_EXERCISE MATERIAL:_
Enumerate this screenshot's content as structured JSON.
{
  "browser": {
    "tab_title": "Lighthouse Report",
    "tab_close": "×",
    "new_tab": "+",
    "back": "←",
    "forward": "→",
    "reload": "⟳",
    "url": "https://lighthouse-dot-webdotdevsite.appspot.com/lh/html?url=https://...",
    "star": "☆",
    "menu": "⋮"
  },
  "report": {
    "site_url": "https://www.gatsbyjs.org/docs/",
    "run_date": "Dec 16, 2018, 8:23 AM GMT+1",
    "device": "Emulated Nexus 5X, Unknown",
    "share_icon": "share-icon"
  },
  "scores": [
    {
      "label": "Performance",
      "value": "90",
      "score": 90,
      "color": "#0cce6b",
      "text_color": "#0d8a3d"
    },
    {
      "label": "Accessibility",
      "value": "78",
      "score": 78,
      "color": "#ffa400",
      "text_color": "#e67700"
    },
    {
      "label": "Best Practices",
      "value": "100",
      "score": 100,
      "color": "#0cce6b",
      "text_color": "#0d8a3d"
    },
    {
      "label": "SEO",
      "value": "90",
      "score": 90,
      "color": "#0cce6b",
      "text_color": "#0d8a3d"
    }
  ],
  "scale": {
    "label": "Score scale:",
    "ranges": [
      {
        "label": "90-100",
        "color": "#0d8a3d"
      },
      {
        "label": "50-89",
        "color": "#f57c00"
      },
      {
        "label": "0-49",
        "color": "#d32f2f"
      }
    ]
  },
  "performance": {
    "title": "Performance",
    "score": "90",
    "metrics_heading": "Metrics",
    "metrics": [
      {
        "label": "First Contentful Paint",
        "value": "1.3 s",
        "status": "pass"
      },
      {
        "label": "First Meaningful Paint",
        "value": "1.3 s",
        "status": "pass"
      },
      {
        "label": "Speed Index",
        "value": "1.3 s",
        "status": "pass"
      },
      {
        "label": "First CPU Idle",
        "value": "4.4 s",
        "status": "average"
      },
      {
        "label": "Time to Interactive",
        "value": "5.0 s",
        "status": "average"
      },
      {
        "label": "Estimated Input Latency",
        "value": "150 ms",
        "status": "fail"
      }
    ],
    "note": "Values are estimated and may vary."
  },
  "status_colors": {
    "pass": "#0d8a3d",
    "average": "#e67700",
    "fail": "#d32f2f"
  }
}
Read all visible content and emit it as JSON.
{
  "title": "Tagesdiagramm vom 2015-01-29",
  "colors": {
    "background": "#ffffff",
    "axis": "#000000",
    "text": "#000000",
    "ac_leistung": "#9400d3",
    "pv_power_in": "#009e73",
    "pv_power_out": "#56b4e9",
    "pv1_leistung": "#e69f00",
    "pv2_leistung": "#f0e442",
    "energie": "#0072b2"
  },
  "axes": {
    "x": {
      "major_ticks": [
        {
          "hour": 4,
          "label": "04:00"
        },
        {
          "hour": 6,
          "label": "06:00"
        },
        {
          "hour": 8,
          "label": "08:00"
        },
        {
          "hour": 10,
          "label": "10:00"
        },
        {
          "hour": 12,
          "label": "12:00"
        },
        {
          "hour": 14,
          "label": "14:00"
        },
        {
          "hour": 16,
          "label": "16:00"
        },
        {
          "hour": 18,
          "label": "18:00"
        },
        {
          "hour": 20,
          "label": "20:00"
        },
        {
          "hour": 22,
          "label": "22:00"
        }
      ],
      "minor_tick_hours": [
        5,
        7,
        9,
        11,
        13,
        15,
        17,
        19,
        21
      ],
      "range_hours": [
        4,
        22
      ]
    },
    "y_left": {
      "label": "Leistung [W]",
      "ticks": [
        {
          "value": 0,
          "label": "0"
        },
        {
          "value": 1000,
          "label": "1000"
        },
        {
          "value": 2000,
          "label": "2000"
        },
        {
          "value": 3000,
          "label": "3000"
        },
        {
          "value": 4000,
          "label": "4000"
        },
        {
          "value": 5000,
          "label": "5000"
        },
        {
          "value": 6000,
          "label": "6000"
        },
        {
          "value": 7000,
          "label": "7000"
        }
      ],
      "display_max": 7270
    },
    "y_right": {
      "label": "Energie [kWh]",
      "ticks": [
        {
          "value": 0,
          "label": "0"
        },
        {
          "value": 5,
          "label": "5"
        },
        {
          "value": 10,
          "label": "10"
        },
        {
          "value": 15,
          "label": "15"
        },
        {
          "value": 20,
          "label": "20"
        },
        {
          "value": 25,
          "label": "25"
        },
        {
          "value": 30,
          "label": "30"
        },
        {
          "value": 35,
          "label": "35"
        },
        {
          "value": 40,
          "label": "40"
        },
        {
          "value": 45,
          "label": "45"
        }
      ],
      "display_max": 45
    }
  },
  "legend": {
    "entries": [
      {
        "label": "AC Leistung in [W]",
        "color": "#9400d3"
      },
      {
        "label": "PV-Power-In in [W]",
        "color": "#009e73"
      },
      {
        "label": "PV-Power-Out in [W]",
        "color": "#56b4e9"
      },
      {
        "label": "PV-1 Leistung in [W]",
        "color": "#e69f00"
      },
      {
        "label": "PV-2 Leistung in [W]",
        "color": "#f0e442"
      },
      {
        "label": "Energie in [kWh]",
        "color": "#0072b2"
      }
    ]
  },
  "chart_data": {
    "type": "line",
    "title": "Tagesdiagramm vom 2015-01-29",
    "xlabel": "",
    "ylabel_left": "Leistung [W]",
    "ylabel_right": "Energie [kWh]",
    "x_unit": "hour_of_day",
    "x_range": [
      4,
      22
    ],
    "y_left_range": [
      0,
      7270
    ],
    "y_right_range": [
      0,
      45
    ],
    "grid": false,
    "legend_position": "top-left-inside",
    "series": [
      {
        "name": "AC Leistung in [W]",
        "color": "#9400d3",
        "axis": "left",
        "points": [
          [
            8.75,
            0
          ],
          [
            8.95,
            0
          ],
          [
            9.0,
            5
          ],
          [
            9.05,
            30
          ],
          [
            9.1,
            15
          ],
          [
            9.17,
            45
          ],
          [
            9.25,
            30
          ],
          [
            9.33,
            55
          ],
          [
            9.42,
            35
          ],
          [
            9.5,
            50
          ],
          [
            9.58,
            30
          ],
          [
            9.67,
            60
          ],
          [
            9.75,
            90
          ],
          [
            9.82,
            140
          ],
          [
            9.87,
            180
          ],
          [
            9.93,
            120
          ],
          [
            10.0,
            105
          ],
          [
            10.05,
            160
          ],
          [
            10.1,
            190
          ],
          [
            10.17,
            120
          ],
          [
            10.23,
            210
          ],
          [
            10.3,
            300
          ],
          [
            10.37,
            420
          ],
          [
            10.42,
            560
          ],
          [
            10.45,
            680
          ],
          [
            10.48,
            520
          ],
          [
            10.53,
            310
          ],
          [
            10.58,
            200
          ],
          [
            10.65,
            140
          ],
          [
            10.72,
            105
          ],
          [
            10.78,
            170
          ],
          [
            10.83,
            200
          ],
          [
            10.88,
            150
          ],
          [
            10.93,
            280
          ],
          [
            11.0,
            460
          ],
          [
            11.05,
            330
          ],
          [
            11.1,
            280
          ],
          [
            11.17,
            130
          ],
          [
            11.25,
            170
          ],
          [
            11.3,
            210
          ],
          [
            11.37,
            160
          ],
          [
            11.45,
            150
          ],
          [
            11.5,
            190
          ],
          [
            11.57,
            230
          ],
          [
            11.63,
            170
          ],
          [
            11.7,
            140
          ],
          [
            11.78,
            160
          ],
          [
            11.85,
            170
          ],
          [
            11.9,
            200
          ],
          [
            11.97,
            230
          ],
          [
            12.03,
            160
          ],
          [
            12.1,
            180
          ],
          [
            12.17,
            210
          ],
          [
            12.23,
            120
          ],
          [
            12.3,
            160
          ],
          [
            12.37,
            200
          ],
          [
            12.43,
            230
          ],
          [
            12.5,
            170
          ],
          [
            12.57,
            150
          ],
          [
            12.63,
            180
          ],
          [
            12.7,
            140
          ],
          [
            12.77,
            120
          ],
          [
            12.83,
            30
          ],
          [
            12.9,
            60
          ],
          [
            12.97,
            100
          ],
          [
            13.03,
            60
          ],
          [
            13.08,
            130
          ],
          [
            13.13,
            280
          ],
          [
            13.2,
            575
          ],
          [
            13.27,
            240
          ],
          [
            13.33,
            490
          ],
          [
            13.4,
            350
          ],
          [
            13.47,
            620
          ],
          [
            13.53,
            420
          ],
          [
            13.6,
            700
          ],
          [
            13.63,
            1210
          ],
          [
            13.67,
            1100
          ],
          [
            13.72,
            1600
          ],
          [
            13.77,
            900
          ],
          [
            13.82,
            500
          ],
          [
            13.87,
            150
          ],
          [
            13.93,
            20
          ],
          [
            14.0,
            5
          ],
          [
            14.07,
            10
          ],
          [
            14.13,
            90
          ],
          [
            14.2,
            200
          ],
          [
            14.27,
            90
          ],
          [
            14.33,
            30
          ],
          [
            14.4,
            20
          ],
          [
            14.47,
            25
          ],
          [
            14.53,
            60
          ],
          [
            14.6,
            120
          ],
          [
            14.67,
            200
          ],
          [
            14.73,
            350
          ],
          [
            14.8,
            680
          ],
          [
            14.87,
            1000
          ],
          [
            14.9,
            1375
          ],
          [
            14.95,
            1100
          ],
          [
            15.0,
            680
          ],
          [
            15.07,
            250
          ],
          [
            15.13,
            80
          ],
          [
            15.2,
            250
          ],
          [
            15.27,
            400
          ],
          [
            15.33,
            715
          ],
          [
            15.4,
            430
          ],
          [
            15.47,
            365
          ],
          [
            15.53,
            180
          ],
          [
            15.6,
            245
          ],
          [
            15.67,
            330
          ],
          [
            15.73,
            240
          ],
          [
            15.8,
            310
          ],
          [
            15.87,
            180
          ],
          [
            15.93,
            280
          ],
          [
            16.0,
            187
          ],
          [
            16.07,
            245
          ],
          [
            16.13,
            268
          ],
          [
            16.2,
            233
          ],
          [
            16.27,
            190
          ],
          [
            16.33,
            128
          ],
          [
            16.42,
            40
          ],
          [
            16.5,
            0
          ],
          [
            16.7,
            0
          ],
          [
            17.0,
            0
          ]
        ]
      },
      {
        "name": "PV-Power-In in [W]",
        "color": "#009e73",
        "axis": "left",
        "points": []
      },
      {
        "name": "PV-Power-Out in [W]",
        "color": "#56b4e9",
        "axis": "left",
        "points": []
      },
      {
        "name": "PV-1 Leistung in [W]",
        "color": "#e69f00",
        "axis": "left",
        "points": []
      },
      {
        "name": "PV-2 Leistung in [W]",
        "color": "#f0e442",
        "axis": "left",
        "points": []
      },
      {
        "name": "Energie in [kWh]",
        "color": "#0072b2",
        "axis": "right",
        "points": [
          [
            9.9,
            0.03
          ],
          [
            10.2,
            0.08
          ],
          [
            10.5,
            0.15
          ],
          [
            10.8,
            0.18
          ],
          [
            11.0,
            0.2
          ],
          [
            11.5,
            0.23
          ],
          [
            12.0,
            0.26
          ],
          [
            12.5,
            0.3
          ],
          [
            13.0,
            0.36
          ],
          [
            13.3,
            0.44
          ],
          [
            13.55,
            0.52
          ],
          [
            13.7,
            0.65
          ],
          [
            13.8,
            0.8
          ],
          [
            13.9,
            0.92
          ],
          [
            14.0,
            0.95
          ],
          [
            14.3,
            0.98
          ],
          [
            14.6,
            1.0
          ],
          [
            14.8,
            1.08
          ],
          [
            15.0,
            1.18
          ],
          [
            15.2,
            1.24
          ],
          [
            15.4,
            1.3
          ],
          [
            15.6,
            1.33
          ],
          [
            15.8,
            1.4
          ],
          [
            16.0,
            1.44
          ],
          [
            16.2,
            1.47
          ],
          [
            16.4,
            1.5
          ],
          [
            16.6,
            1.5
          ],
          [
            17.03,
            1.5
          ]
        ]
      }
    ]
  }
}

_TASK GOAL:_
Copy out each line of the records that holds the string "Paint".

_FULL ANSWER:_
        "label": "First Contentful Paint",
        "label": "First Meaningful Paint",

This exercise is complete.